GIVEN PASSAGE >>

▶

Route messages reliably between services using producers, exchanges, bindings, and queues.

PRODUCER publishes message routing.key EXCHANGE routes by rule binding A binding B queue-a queue-b CONSUMER processes msg CONSUMER processes msg

Producer → Exchange → Queue → Consumer — AMQP 0-9-1 message flow

The core idea: Producers never write directly to queues. They publish to an exchange, which applies routing rules to decide which queues receive a copy. This decouples senders from receivers.

The Four Actors

Every RabbitMQ topology is built from the same four building blocks.

Producer

Any application that publishes messages to an exchange. Producers specify a routing key and optional headers. They don't know which queues exist — that's the exchange's job.

channel.basic_publish(
  exchange='orders',
  routing_key='order.created',
  body=b'{"id": 42}'
)
Exchange

Receives messages and routes them to zero or more queues based on its type and binding rules. An unroutable message is silently discarded — or returned to the producer if mandatory=True.

  • Types: direct, fanout, topic, headers
  • Can be durable or transient
  • Can be internal (producer-invisible)
Queue

An ordered buffer that stores messages until a consumer is ready. Each queue is independent — a slow consumer in one queue doesn't stall another.

  • durable: survives broker restart
  • exclusive: single connection only
  • auto-delete: removed when unused
Consumer

An application that subscribes to a queue and processes messages. Sends an acknowledgment (ack) when done, telling the broker it's safe to permanently delete the message.

def on_message(ch, method, props, body):
    process(body)
    ch.basic_ack(
      delivery_tag=method.delivery_tag
    )
Bindings

A binding is a rule that tells an exchange to route messages to a specific queue. Bindings are created explicitly — queues don't automatically receive messages just because they exist. The binding can include a binding key (for direct and topic exchanges) or a headers map (for headers exchanges).

# Bind queue 'billing' to exchange 'payments' for routing key 'billing'
channel.queue_bind(
  queue='billing',
  exchange='payments',
  routing_key='billing'
)

◀

TASKS AND EXERCISES >>
- 1) In the RabbitMQ overview, edit the stretch from "Every RabbitMQ topology" through "the exchange's job.", swapping "optional headers" for "custom headers".
- 2) Based on the RabbitMQ overview, is each statement true? (a) Producers can write messages directly to queues. (b) An auto-delete queue is removed when it is unused. (c) A slow consumer in one queue stalls the other queues.
The material after this point is separate from the RabbitMQ overview.

SUPPLIED DATA >>
▶

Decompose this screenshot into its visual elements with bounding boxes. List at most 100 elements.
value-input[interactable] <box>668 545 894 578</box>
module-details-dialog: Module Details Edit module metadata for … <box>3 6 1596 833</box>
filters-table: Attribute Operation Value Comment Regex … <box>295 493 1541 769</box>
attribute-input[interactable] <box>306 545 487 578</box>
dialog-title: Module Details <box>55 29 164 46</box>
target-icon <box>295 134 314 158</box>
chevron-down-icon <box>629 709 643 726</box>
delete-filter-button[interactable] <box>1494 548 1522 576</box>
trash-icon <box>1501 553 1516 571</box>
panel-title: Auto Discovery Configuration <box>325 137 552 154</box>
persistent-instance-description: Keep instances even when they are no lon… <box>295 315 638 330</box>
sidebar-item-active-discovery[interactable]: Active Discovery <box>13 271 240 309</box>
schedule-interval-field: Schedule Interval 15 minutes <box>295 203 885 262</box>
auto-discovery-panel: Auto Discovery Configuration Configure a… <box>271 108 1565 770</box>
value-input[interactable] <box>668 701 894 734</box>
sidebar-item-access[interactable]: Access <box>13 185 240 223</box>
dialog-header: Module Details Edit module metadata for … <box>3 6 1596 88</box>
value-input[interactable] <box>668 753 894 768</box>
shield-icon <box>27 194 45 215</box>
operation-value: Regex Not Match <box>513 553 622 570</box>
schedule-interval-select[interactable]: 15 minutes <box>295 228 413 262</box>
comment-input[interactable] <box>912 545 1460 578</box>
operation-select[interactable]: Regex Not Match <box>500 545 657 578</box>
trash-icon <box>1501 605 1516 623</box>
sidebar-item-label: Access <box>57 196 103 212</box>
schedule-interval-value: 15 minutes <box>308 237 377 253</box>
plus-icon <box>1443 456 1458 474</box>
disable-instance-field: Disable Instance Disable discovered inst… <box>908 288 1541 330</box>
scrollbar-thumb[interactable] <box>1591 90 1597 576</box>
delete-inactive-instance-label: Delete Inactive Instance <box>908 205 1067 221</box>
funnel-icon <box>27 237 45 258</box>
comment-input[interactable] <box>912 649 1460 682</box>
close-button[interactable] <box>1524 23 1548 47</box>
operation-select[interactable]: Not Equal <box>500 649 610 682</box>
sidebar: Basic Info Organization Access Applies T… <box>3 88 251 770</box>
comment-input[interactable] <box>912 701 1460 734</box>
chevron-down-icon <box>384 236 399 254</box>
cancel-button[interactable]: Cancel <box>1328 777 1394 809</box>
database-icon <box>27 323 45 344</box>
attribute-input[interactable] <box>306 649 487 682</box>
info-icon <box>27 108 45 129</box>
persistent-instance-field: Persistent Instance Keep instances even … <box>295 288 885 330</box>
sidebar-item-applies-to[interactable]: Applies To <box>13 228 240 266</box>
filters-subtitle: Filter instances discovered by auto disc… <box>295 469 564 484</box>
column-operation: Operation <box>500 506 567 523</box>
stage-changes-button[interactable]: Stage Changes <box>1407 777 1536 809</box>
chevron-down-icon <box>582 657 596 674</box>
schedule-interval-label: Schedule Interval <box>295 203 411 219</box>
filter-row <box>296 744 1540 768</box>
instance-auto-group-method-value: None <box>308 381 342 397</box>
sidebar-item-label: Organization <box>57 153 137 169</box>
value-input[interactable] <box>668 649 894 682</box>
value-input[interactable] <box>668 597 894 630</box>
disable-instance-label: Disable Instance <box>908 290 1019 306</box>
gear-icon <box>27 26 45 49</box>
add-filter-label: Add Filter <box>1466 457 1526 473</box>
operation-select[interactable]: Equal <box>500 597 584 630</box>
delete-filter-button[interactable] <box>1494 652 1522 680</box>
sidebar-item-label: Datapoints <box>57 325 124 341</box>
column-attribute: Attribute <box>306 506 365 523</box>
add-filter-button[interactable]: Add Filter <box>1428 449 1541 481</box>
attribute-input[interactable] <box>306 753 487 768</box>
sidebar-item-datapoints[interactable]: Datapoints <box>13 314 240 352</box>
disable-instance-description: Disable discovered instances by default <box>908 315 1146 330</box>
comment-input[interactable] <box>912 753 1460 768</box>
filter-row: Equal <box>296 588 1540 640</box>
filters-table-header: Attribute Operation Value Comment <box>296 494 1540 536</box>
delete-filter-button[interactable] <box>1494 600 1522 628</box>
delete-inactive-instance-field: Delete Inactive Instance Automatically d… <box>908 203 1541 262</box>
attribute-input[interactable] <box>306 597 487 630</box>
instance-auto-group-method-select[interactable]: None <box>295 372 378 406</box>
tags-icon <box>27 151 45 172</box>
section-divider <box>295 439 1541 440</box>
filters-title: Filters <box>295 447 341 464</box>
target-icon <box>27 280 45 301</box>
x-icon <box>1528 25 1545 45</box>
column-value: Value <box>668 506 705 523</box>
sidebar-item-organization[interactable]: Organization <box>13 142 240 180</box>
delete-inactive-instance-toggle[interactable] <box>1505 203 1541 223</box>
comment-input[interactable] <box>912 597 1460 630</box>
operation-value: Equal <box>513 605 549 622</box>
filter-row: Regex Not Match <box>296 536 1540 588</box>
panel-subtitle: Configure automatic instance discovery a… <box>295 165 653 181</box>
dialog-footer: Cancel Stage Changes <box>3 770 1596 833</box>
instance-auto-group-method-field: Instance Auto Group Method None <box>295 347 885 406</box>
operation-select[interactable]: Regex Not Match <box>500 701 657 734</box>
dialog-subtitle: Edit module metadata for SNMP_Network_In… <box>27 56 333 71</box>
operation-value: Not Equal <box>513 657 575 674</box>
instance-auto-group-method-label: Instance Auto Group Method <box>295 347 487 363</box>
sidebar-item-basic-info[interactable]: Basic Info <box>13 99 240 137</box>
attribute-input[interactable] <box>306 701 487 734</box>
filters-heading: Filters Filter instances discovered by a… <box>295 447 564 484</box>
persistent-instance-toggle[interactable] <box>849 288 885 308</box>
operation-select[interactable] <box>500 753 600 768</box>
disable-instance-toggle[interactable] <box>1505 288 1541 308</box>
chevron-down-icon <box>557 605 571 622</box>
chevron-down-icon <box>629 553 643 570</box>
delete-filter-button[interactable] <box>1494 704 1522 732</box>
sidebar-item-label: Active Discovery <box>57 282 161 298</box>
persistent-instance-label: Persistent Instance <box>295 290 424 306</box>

◀

EXERCISE RESULTS >>
- 1)
Every RabbitMQ topology is built from the same four building blocks.

Producer

Any application that publishes messages to an exchange. Producers specify a routing key and custom headers. They don't know which queues exist — that's the exchange's job.

- 2)
(a) No: "Producers never write directly to queues."
(b) Yes: "auto-delete: removed when unused"
(c) No: "a slow consumer in one queue doesn't stall another."